# [TASK OBJECTIVE]
Transcribe all of the material below word for word and leave out its pictures.

(Source records)
*-*-*

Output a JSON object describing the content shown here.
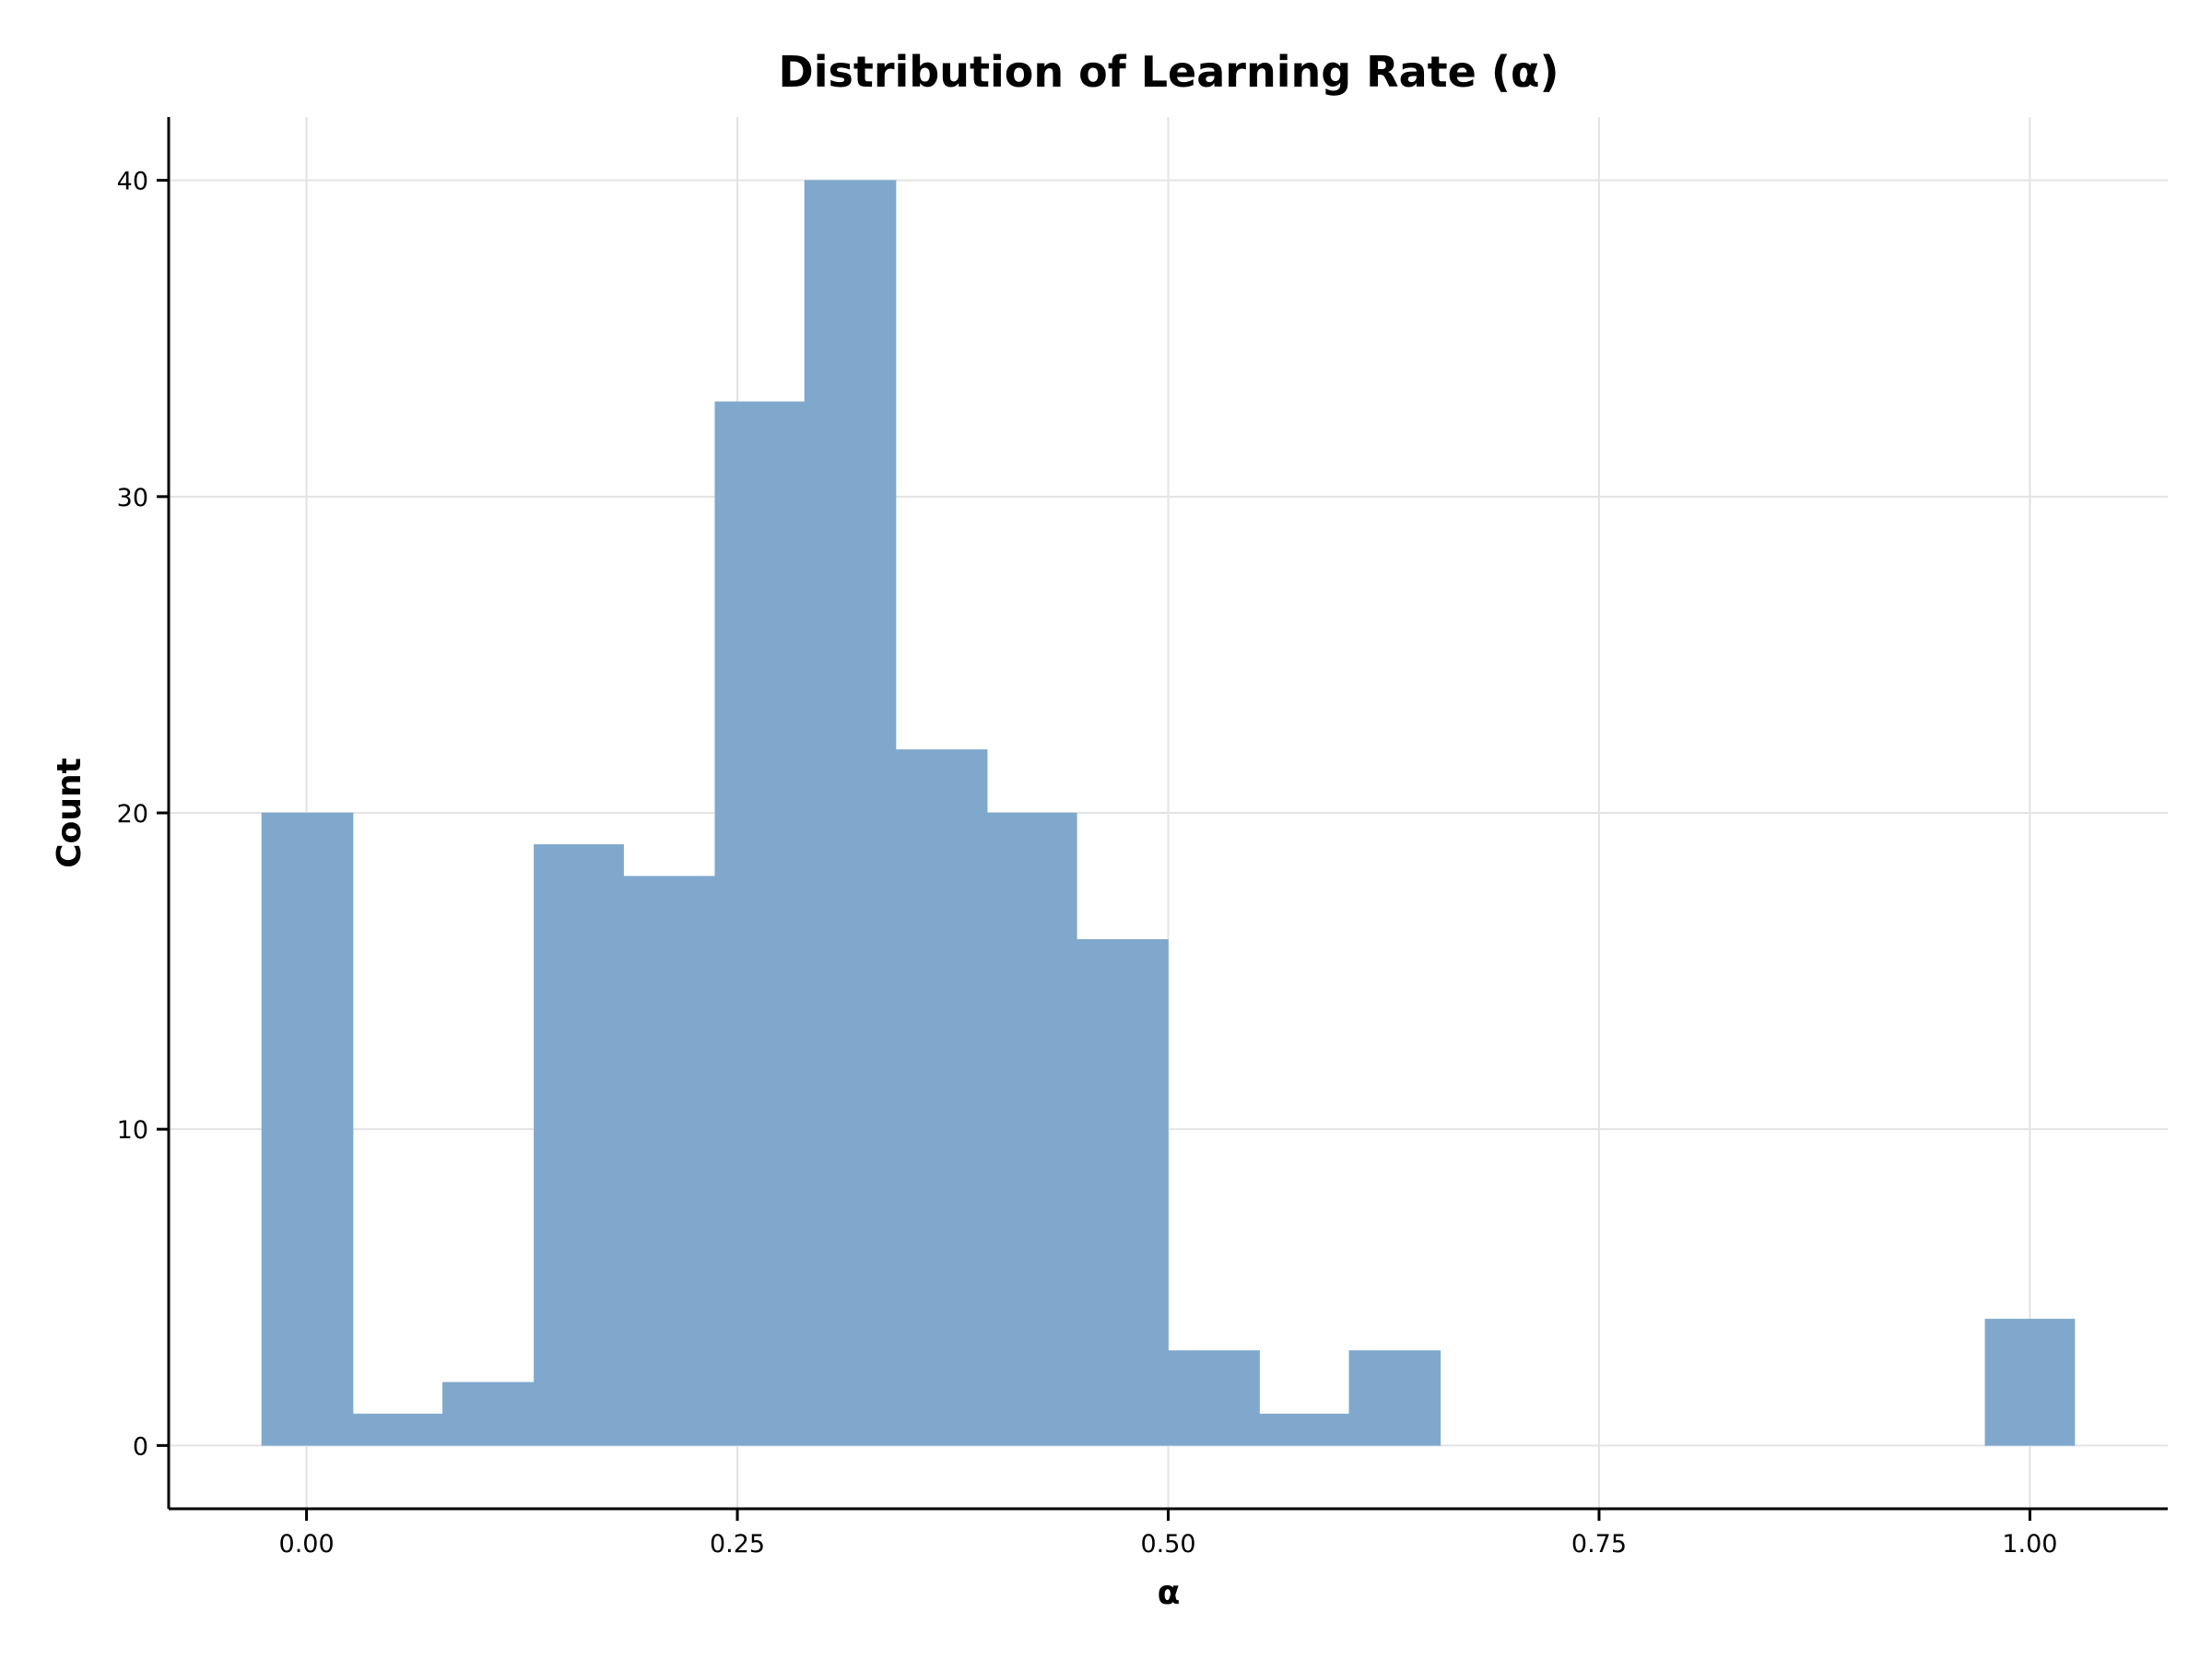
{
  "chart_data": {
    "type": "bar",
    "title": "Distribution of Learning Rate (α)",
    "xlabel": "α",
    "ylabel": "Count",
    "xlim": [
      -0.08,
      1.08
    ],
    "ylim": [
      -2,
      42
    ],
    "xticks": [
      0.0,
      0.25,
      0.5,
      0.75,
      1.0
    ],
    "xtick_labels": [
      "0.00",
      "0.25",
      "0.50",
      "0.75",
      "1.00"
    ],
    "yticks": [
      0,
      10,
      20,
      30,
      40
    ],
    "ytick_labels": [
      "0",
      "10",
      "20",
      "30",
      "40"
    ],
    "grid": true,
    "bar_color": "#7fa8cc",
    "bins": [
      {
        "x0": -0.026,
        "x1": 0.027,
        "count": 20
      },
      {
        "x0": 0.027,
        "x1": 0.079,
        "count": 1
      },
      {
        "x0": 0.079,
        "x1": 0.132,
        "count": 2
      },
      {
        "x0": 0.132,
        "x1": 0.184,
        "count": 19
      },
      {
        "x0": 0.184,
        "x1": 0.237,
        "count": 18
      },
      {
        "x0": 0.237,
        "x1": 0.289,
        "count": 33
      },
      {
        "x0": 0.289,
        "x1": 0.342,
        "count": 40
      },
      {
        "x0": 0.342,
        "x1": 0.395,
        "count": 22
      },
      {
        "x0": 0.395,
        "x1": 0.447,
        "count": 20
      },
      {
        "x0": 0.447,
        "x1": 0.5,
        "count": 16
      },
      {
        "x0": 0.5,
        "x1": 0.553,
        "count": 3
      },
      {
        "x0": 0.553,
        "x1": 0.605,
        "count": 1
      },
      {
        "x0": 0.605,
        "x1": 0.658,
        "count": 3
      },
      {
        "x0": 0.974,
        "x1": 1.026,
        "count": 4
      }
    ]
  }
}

*-*-*

# [RESPONSE]
Output a JSON object describing the content shown here.
{
  "chart_data": {
    "type": "bar",
    "title": "Distribution of Learning Rate (α)",
    "xlabel": "α",
    "ylabel": "Count",
    "xlim": [
      -0.08,
      1.08
    ],
    "ylim": [
      -2,
      42
    ],
    "xticks": [
      0.0,
      0.25,
      0.5,
      0.75,
      1.0
    ],
    "xtick_labels": [
      "0.00",
      "0.25",
      "0.50",
      "0.75",
      "1.00"
    ],
    "yticks": [
      0,
      10,
      20,
      30,
      40
    ],
    "ytick_labels": [
      "0",
      "10",
      "20",
      "30",
      "40"
    ],
    "grid": true,
    "bar_color": "#7fa8cc",
    "bins": [
      {
        "x0": -0.026,
        "x1": 0.027,
        "count": 20
      },
      {
        "x0": 0.027,
        "x1": 0.079,
        "count": 1
      },
      {
        "x0": 0.079,
        "x1": 0.132,
        "count": 2
      },
      {
        "x0": 0.132,
        "x1": 0.184,
        "count": 19
      },
      {
        "x0": 0.184,
        "x1": 0.237,
        "count": 18
      },
      {
        "x0": 0.237,
        "x1": 0.289,
        "count": 33
      },
      {
        "x0": 0.289,
        "x1": 0.342,
        "count": 40
      },
      {
        "x0": 0.342,
        "x1": 0.395,
        "count": 22
      },
      {
        "x0": 0.395,
        "x1": 0.447,
        "count": 20
      },
      {
        "x0": 0.447,
        "x1": 0.5,
        "count": 16
      },
      {
        "x0": 0.5,
        "x1": 0.553,
        "count": 3
      },
      {
        "x0": 0.553,
        "x1": 0.605,
        "count": 1
      },
      {
        "x0": 0.605,
        "x1": 0.658,
        "count": 3
      },
      {
        "x0": 0.974,
        "x1": 1.026,
        "count": 4
      }
    ]
  }
}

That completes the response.